EXERCISE INPUT:
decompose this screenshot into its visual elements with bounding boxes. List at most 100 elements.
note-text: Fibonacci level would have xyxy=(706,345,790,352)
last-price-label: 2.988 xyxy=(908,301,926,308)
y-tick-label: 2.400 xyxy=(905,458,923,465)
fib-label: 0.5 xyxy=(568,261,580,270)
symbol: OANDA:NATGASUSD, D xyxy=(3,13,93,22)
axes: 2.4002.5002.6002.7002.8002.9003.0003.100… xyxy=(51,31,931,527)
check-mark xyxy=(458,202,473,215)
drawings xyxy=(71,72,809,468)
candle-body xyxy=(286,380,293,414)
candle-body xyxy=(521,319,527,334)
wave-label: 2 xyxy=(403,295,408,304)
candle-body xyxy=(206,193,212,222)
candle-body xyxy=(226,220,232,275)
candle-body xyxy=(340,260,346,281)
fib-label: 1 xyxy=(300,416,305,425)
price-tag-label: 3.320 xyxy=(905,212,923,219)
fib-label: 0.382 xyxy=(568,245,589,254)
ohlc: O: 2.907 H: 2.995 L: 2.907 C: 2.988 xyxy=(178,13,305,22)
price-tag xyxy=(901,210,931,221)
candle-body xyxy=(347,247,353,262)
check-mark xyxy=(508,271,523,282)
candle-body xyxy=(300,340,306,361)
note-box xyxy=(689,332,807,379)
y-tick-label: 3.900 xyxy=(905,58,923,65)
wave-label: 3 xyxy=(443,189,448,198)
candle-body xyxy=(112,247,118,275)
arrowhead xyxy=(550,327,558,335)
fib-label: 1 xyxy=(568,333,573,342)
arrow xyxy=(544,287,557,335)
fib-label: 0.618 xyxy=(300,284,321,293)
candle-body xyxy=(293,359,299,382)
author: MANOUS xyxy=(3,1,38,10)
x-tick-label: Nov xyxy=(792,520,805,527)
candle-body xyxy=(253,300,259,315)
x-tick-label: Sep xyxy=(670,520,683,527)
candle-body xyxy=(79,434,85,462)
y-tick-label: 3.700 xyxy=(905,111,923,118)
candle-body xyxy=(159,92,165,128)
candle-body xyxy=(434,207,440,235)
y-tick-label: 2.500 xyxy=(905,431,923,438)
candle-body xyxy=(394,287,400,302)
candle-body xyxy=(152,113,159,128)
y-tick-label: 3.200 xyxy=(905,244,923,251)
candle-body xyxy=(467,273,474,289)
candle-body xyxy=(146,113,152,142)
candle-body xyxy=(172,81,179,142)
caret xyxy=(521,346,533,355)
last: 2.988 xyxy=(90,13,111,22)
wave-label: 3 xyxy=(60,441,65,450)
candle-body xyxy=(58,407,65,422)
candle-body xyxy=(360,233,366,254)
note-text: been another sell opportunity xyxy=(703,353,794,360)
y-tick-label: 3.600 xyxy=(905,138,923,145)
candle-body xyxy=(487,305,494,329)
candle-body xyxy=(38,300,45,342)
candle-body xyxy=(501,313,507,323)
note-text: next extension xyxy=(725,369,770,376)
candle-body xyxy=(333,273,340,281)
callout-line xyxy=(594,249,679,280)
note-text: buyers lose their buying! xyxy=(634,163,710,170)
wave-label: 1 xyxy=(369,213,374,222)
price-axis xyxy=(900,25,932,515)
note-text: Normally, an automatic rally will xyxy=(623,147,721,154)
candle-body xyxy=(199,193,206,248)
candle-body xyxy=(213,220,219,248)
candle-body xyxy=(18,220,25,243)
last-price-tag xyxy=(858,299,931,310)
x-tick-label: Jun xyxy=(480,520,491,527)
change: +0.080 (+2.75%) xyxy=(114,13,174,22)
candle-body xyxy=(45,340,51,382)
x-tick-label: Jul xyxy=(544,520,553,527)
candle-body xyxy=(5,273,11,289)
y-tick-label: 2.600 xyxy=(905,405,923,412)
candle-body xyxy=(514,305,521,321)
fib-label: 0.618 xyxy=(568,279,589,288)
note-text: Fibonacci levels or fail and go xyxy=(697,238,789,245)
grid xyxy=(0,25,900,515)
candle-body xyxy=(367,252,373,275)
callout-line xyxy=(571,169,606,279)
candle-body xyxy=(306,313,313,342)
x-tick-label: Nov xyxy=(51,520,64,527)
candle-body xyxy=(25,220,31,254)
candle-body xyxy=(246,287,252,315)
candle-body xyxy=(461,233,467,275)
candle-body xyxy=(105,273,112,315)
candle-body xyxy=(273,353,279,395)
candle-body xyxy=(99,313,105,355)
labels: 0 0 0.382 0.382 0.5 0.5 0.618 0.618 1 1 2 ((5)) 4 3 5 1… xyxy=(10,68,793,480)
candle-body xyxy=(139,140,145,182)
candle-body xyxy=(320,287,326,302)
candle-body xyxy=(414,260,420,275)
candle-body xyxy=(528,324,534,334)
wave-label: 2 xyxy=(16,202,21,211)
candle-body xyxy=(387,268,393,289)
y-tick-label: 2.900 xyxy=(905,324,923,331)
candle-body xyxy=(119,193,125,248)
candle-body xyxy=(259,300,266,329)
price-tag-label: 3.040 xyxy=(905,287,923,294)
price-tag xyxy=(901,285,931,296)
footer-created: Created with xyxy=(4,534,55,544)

STATED GOAL: Render every line of the data above as a JSON array of strings, one string per line, leaving out any blank lines.

ANSWER BELOW:
[
  "decompose this screenshot into its visual elements with bounding boxes. List at most 100 elements.",
  "note-text: Fibonacci level would have xyxy=(706,345,790,352)",
  "last-price-label: 2.988 xyxy=(908,301,926,308)",
  "y-tick-label: 2.400 xyxy=(905,458,923,465)",
  "fib-label: 0.5 xyxy=(568,261,580,270)",
  "symbol: OANDA:NATGASUSD, D xyxy=(3,13,93,22)",
  "axes: 2.4002.5002.6002.7002.8002.9003.0003.100… xyxy=(51,31,931,527)",
  "check-mark xyxy=(458,202,473,215)",
  "drawings xyxy=(71,72,809,468)",
  "candle-body xyxy=(286,380,293,414)",
  "candle-body xyxy=(521,319,527,334)",
  "wave-label: 2 xyxy=(403,295,408,304)",
  "candle-body xyxy=(206,193,212,222)",
  "candle-body xyxy=(226,220,232,275)",
  "candle-body xyxy=(340,260,346,281)",
  "fib-label: 1 xyxy=(300,416,305,425)",
  "price-tag-label: 3.320 xyxy=(905,212,923,219)",
  "fib-label: 0.382 xyxy=(568,245,589,254)",
  "ohlc: O: 2.907 H: 2.995 L: 2.907 C: 2.988 xyxy=(178,13,305,22)",
  "price-tag xyxy=(901,210,931,221)",
  "candle-body xyxy=(347,247,353,262)",
  "check-mark xyxy=(508,271,523,282)",
  "candle-body xyxy=(300,340,306,361)",
  "note-box xyxy=(689,332,807,379)",
  "y-tick-label: 3.900 xyxy=(905,58,923,65)",
  "wave-label: 3 xyxy=(443,189,448,198)",
  "candle-body xyxy=(112,247,118,275)",
  "arrowhead xyxy=(550,327,558,335)",
  "fib-label: 1 xyxy=(568,333,573,342)",
  "arrow xyxy=(544,287,557,335)",
  "fib-label: 0.618 xyxy=(300,284,321,293)",
  "candle-body xyxy=(293,359,299,382)",
  "author: MANOUS xyxy=(3,1,38,10)",
  "x-tick-label: Nov xyxy=(792,520,805,527)",
  "candle-body xyxy=(253,300,259,315)",
  "x-tick-label: Sep xyxy=(670,520,683,527)",
  "candle-body xyxy=(79,434,85,462)",
  "y-tick-label: 3.700 xyxy=(905,111,923,118)",
  "candle-body xyxy=(159,92,165,128)",
  "candle-body xyxy=(434,207,440,235)",
  "y-tick-label: 2.500 xyxy=(905,431,923,438)",
  "candle-body xyxy=(394,287,400,302)",
  "candle-body xyxy=(152,113,159,128)",
  "y-tick-label: 3.200 xyxy=(905,244,923,251)",
  "candle-body xyxy=(467,273,474,289)",
  "candle-body xyxy=(146,113,152,142)",
  "candle-body xyxy=(172,81,179,142)",
  "caret xyxy=(521,346,533,355)",
  "last: 2.988 xyxy=(90,13,111,22)",
  "wave-label: 3 xyxy=(60,441,65,450)",
  "candle-body xyxy=(58,407,65,422)",
  "candle-body xyxy=(360,233,366,254)",
  "note-text: been another sell opportunity xyxy=(703,353,794,360)",
  "y-tick-label: 3.600 xyxy=(905,138,923,145)",
  "candle-body xyxy=(487,305,494,329)",
  "candle-body xyxy=(38,300,45,342)",
  "candle-body xyxy=(501,313,507,323)",
  "note-text: next extension xyxy=(725,369,770,376)",
  "candle-body xyxy=(333,273,340,281)",
  "callout-line xyxy=(594,249,679,280)",
  "note-text: buyers lose their buying! xyxy=(634,163,710,170)",
  "wave-label: 1 xyxy=(369,213,374,222)",
  "price-axis xyxy=(900,25,932,515)",
  "note-text: Normally, an automatic rally will xyxy=(623,147,721,154)",
  "candle-body xyxy=(199,193,206,248)",
  "candle-body xyxy=(213,220,219,248)",
  "candle-body xyxy=(18,220,25,243)",
  "last-price-tag xyxy=(858,299,931,310)",
  "x-tick-label: Jun xyxy=(480,520,491,527)",
  "change: +0.080 (+2.75%) xyxy=(114,13,174,22)",
  "candle-body xyxy=(45,340,51,382)",
  "x-tick-label: Jul xyxy=(544,520,553,527)",
  "candle-body xyxy=(5,273,11,289)",
  "y-tick-label: 2.600 xyxy=(905,405,923,412)",
  "candle-body xyxy=(514,305,521,321)",
  "fib-label: 0.618 xyxy=(568,279,589,288)",
  "note-text: Fibonacci levels or fail and go xyxy=(697,238,789,245)",
  "grid xyxy=(0,25,900,515)",
  "candle-body xyxy=(367,252,373,275)",
  "callout-line xyxy=(571,169,606,279)",
  "candle-body xyxy=(306,313,313,342)",
  "x-tick-label: Nov xyxy=(51,520,64,527)",
  "candle-body xyxy=(25,220,31,254)",
  "candle-body xyxy=(246,287,252,315)",
  "candle-body xyxy=(461,233,467,275)",
  "candle-body xyxy=(105,273,112,315)",
  "candle-body xyxy=(273,353,279,395)",
  "candle-body xyxy=(99,313,105,355)",
  "labels: 0 0 0.382 0.382 0.5 0.5 0.618 0.618 1 1 2 ((5)) 4 3 5 1… xyxy=(10,68,793,480)",
  "candle-body xyxy=(139,140,145,182)",
  "candle-body xyxy=(320,287,326,302)",
  "candle-body xyxy=(414,260,420,275)",
  "candle-body xyxy=(528,324,534,334)",
  "wave-label: 2 xyxy=(16,202,21,211)",
  "candle-body xyxy=(387,268,393,289)",
  "y-tick-label: 2.900 xyxy=(905,324,923,331)",
  "candle-body xyxy=(119,193,125,248)",
  "candle-body xyxy=(259,300,266,329)",
  "price-tag-label: 3.040 xyxy=(905,287,923,294)",
  "price-tag xyxy=(901,285,931,296)",
  "footer-created: Created with xyxy=(4,534,55,544)"
]